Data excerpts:
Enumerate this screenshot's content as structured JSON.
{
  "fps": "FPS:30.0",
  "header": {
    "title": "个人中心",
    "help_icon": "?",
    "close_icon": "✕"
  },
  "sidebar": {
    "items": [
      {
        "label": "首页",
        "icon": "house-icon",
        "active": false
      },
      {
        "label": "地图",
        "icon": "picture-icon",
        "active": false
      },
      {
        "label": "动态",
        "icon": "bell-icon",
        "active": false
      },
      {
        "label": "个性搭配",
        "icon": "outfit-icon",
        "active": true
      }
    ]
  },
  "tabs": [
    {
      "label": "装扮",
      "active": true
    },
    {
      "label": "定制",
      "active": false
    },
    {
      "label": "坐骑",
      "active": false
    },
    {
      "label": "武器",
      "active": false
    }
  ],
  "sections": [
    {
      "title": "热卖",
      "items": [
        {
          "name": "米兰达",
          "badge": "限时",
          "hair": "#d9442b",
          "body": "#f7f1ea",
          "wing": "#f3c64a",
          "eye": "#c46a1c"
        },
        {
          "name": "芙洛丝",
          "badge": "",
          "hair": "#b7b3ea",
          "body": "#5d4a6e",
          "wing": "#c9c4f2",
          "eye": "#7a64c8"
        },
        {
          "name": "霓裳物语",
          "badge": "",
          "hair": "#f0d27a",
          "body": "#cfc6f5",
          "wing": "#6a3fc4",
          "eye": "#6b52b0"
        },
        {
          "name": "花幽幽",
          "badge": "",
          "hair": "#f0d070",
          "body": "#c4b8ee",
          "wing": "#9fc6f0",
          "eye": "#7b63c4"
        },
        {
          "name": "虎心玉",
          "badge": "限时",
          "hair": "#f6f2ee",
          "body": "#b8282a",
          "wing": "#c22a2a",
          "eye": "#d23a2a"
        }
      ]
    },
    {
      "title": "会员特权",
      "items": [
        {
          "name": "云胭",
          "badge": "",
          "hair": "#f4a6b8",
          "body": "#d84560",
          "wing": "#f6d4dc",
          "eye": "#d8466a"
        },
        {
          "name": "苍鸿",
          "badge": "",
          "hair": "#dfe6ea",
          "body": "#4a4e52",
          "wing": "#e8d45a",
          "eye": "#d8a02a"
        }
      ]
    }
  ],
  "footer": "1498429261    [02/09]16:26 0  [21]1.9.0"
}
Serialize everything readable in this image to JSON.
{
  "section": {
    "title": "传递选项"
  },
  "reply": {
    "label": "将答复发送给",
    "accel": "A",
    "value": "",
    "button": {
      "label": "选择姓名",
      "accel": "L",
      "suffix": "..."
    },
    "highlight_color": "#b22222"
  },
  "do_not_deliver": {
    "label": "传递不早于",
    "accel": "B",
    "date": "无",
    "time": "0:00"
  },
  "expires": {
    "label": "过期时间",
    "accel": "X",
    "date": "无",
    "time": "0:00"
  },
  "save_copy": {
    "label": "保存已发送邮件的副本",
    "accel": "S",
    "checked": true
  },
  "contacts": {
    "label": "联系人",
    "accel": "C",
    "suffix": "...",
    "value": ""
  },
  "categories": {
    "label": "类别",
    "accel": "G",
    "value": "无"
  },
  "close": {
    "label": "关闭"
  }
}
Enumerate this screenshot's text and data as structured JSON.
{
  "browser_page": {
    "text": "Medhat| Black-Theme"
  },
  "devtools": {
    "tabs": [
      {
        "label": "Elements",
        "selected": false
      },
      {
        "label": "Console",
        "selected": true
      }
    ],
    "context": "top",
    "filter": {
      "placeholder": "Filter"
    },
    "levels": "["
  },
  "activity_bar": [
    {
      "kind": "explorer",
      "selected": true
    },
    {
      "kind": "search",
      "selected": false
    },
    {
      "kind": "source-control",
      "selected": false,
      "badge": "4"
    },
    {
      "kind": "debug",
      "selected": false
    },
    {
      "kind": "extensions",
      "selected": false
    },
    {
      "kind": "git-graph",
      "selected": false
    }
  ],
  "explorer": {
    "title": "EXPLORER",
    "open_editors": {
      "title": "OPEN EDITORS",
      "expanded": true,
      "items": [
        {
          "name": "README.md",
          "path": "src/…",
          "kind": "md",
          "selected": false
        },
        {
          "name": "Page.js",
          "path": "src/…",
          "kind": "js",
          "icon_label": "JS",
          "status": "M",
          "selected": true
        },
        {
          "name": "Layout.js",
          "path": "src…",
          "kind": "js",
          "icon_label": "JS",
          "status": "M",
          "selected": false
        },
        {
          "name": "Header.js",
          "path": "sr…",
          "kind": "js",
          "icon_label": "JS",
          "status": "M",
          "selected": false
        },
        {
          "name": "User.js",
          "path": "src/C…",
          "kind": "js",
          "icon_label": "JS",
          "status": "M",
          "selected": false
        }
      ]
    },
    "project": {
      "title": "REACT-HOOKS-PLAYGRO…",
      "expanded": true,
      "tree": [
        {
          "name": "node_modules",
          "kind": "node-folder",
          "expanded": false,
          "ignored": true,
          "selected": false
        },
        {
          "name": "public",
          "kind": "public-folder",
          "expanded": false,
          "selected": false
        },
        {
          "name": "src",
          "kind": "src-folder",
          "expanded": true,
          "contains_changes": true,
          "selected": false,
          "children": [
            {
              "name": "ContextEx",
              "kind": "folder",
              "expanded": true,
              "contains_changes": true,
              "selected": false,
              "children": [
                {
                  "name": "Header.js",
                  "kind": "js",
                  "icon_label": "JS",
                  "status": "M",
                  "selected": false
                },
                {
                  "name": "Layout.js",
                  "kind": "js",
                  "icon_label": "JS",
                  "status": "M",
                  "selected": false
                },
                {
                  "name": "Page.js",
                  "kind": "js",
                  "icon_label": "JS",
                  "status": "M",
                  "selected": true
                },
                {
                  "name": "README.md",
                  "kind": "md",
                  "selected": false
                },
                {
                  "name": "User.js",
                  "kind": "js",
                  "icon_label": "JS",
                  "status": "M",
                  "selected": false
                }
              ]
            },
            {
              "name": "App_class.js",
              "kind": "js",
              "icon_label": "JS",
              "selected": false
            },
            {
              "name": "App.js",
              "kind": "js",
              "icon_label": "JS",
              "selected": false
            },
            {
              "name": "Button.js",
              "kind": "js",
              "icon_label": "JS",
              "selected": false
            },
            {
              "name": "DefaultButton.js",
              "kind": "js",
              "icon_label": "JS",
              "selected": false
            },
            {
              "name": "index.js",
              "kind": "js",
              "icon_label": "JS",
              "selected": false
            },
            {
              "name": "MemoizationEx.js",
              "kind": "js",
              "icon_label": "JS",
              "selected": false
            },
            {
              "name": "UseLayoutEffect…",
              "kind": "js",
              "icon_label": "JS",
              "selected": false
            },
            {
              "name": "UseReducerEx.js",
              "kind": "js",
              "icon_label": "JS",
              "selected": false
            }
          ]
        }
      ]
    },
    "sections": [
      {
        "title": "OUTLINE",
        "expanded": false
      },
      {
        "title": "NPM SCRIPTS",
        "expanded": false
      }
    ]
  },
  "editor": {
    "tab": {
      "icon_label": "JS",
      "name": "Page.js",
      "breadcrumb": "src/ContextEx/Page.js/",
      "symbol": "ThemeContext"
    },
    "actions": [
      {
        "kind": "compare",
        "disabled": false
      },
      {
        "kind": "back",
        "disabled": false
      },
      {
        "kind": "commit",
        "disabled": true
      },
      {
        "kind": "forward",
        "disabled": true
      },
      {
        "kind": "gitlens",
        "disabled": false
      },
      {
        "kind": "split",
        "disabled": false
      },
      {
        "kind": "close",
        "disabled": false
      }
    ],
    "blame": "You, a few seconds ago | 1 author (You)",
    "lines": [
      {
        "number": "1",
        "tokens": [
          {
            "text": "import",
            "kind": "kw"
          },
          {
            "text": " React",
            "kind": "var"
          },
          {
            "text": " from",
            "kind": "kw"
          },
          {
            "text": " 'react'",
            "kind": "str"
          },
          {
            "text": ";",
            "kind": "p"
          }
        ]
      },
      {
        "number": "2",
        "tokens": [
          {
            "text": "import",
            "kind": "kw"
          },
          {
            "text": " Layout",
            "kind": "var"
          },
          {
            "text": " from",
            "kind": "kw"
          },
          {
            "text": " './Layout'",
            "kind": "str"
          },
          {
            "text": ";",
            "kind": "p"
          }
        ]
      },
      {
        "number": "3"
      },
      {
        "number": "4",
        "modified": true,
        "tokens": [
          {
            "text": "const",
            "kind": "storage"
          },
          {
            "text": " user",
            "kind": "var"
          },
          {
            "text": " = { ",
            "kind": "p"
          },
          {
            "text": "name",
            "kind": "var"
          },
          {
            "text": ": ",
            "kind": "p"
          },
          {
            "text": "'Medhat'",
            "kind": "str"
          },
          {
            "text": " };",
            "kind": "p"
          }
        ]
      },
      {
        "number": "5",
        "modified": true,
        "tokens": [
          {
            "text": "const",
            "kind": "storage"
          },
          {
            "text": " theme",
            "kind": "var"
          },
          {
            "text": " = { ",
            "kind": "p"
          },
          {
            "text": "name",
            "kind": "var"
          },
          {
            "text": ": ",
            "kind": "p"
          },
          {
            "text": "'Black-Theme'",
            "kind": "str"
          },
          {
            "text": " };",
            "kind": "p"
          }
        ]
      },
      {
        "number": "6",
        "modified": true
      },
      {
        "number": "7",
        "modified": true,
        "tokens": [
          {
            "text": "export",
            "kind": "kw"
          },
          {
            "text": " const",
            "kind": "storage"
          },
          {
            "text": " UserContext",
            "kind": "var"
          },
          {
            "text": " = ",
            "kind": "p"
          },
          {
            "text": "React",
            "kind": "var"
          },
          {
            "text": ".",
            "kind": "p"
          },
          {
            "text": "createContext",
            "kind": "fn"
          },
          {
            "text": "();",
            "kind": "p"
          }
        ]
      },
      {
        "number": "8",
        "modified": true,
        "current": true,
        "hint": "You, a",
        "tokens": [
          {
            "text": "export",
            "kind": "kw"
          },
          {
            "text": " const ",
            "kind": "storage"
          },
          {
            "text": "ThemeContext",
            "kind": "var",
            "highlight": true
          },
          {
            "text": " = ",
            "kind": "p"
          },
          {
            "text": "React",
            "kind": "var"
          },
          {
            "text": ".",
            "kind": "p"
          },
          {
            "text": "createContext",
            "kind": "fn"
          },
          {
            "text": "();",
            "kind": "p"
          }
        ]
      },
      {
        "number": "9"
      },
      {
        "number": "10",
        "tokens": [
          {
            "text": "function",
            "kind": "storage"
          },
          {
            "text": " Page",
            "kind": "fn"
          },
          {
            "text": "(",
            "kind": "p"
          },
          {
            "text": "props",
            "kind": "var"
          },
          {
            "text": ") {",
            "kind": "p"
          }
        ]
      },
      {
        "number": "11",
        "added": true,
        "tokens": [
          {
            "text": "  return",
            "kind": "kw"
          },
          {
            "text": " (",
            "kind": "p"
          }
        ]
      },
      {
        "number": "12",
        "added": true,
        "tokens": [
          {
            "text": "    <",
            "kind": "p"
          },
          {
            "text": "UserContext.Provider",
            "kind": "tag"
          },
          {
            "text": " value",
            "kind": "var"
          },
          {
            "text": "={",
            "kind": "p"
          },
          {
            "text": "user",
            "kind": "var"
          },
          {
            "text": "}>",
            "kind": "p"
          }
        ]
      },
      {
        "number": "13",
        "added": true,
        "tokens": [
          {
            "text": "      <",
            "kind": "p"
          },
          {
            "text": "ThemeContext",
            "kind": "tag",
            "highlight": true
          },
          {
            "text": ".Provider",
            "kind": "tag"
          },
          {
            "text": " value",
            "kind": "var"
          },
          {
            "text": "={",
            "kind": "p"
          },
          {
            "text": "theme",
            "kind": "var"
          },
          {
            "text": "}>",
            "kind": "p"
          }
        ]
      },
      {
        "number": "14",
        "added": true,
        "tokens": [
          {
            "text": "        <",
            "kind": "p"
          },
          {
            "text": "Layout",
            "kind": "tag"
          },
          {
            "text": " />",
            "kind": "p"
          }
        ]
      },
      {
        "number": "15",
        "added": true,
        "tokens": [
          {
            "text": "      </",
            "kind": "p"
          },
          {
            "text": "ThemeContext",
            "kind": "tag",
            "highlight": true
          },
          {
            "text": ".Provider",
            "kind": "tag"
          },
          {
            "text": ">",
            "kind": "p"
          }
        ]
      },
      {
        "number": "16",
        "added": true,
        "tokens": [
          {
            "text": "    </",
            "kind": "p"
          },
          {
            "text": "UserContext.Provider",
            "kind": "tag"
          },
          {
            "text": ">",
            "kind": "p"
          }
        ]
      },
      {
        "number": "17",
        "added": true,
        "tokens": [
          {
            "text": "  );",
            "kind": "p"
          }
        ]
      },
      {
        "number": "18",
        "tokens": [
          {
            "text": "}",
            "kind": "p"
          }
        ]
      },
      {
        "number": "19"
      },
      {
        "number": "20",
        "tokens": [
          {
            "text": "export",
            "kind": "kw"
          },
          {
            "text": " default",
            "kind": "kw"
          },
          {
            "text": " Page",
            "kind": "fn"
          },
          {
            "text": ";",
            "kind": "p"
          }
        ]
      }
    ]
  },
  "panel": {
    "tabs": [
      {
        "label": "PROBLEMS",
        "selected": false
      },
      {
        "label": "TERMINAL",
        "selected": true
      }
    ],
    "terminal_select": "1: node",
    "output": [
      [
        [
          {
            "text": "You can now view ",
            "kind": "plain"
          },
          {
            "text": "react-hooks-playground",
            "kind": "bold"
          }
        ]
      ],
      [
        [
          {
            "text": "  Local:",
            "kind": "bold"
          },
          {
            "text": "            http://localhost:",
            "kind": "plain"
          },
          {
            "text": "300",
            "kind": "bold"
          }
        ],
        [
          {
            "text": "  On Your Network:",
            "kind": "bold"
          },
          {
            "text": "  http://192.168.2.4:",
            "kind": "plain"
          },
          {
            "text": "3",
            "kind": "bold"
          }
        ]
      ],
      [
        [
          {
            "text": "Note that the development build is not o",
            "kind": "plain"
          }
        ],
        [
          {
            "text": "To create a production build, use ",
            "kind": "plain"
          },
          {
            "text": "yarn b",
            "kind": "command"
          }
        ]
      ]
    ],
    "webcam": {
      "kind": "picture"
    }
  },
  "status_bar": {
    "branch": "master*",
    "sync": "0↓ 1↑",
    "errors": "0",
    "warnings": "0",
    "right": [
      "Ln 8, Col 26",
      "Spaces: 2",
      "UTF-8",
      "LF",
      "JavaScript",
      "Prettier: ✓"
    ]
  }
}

[WHAT IS REQUIRED]: Check each line above for the word "build" and copy the ones that have it.

[EXERCISE SOLUTION]:
            "text": "Note that the development build is not o",
            "text": "To create a production build, use ",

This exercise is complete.